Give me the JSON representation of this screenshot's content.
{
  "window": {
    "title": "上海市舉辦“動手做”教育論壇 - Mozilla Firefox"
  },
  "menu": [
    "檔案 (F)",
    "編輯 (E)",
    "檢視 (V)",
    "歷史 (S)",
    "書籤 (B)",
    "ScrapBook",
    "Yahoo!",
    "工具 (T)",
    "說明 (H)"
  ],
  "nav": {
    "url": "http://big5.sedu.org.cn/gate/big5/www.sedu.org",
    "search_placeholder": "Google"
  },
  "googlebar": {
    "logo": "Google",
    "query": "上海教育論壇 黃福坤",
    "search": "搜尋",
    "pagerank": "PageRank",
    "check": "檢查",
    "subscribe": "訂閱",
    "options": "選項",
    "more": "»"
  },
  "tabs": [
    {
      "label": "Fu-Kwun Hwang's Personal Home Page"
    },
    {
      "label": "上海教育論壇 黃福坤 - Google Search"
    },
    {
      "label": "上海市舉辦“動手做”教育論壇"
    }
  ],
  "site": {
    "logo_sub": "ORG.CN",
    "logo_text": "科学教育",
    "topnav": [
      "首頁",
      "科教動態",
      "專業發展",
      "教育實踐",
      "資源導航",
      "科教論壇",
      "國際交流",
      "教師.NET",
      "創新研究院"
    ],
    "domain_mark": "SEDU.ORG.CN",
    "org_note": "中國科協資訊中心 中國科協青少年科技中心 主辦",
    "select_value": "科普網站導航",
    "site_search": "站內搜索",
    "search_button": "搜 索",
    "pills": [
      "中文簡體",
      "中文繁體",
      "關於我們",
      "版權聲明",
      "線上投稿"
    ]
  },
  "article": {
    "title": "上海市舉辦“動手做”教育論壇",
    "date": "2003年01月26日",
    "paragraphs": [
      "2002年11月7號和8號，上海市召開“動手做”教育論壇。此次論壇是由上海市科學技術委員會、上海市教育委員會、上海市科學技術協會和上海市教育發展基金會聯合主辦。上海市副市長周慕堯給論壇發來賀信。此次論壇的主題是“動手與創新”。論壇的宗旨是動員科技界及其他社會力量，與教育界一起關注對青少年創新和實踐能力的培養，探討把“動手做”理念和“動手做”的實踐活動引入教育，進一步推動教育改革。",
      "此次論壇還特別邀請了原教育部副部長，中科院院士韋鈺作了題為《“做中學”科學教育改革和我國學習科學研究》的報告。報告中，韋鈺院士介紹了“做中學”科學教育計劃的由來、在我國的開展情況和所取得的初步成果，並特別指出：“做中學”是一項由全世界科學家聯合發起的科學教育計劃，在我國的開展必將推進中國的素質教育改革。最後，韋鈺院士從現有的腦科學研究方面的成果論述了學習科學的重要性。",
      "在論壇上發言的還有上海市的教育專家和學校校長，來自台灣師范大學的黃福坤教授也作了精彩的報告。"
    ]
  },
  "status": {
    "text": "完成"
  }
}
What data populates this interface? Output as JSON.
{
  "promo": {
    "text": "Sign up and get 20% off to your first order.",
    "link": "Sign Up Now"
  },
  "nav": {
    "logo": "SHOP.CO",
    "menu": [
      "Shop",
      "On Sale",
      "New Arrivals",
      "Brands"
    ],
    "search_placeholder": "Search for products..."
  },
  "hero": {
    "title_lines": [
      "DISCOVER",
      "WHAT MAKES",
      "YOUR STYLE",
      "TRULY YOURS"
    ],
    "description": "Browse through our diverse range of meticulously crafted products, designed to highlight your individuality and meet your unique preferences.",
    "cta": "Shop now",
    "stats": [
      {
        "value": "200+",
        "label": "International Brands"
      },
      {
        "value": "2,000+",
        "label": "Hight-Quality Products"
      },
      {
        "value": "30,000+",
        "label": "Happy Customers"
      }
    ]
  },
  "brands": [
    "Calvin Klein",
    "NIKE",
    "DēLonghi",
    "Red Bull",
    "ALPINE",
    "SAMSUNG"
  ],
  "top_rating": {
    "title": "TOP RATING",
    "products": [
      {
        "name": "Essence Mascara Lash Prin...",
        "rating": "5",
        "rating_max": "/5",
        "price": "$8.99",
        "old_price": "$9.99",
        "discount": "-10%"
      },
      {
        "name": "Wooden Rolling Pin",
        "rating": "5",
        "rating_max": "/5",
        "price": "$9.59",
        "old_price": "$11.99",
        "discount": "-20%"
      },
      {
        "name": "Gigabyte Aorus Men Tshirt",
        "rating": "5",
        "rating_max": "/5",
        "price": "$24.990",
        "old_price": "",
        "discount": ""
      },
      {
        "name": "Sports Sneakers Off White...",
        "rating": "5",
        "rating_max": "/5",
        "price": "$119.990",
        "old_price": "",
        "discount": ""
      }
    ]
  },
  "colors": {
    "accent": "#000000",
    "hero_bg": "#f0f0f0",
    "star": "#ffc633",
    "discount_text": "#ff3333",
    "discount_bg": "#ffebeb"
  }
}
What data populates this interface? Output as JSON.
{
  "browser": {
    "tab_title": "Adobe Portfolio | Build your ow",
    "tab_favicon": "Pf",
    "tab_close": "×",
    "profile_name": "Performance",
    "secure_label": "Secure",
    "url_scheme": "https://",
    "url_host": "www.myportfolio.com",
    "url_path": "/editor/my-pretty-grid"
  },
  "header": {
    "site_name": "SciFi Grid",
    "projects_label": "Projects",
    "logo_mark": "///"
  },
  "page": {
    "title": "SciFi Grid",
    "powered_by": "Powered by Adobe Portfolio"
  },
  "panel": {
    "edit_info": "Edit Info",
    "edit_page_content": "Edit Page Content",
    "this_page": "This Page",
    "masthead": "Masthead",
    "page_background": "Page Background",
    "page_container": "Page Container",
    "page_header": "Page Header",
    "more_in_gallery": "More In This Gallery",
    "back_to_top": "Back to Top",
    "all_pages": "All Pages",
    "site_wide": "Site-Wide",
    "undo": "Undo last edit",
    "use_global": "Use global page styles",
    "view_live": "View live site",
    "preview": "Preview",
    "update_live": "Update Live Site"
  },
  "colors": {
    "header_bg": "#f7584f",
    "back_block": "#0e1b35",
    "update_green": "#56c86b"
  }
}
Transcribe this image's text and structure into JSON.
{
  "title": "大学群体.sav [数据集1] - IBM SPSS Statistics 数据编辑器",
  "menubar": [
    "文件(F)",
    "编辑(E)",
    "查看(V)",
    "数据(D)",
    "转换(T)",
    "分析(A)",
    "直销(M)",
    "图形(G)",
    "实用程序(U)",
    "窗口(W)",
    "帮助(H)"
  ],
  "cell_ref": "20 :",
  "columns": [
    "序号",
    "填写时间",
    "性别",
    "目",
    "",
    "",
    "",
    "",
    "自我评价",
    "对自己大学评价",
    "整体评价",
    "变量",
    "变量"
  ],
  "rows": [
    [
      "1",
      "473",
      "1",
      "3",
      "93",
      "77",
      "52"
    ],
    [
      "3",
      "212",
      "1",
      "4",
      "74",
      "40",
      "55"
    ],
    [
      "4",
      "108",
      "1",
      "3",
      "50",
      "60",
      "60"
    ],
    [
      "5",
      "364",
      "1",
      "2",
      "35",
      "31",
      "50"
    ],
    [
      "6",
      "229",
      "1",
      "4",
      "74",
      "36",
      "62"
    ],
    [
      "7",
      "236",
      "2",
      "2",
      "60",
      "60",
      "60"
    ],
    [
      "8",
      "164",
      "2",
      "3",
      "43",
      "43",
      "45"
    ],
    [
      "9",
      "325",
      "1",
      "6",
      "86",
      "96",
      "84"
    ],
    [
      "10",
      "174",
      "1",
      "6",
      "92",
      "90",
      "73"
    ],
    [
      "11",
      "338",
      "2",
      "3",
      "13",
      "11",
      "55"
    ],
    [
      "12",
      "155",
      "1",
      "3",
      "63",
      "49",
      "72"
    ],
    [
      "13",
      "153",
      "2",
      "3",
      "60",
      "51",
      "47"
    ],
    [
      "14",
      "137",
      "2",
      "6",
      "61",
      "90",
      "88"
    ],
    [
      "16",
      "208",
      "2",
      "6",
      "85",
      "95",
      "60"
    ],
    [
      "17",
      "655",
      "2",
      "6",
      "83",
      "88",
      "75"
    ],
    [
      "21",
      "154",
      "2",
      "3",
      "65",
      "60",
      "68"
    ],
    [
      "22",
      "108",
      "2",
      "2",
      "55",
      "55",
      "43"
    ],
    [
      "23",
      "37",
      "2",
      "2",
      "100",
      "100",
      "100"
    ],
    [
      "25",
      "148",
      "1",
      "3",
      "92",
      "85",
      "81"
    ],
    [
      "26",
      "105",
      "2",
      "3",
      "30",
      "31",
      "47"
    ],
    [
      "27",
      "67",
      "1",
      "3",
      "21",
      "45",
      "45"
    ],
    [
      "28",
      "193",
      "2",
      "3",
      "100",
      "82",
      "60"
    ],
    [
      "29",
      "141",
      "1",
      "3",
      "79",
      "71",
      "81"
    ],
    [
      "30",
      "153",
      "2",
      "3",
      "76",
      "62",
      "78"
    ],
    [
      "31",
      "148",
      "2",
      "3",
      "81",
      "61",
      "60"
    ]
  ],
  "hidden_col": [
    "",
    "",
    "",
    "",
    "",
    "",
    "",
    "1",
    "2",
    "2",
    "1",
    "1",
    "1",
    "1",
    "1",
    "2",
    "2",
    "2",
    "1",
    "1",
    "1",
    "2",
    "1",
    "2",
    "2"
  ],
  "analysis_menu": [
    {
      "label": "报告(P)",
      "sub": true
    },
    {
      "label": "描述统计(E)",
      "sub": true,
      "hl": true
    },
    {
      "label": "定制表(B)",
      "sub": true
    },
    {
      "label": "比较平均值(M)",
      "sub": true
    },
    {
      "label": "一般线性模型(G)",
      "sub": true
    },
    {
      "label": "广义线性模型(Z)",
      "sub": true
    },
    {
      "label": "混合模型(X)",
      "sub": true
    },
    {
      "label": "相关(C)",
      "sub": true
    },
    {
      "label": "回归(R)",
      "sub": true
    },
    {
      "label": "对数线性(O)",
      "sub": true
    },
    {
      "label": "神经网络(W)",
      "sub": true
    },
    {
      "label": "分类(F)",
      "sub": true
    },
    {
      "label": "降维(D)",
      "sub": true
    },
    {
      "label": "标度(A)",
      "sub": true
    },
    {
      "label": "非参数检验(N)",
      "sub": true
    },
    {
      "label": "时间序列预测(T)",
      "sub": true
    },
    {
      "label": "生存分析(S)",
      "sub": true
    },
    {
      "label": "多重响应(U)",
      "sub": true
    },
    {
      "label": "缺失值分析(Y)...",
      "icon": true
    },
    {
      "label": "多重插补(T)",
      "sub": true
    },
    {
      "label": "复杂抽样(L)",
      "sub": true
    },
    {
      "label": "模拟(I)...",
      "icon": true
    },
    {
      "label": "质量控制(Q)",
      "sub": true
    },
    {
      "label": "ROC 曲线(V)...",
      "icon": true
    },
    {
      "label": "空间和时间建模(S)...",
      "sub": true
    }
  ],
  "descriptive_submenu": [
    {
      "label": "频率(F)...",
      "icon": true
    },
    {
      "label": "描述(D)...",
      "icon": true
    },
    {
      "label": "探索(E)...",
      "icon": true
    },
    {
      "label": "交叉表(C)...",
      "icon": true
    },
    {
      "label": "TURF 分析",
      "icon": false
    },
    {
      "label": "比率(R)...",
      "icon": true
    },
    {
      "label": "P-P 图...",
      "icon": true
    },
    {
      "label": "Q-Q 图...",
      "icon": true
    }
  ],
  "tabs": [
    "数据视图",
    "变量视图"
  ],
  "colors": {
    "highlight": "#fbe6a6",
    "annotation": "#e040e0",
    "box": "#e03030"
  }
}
——————
Which lines include the word "上海市舉辦"? List them all.

### [Solution to the problem]
    "title": "上海市舉辦“動手做”教育論壇 - Mozilla Firefox"
      "label": "上海市舉辦“動手做”教育論壇"
    "title": "上海市舉辦“動手做”教育論壇",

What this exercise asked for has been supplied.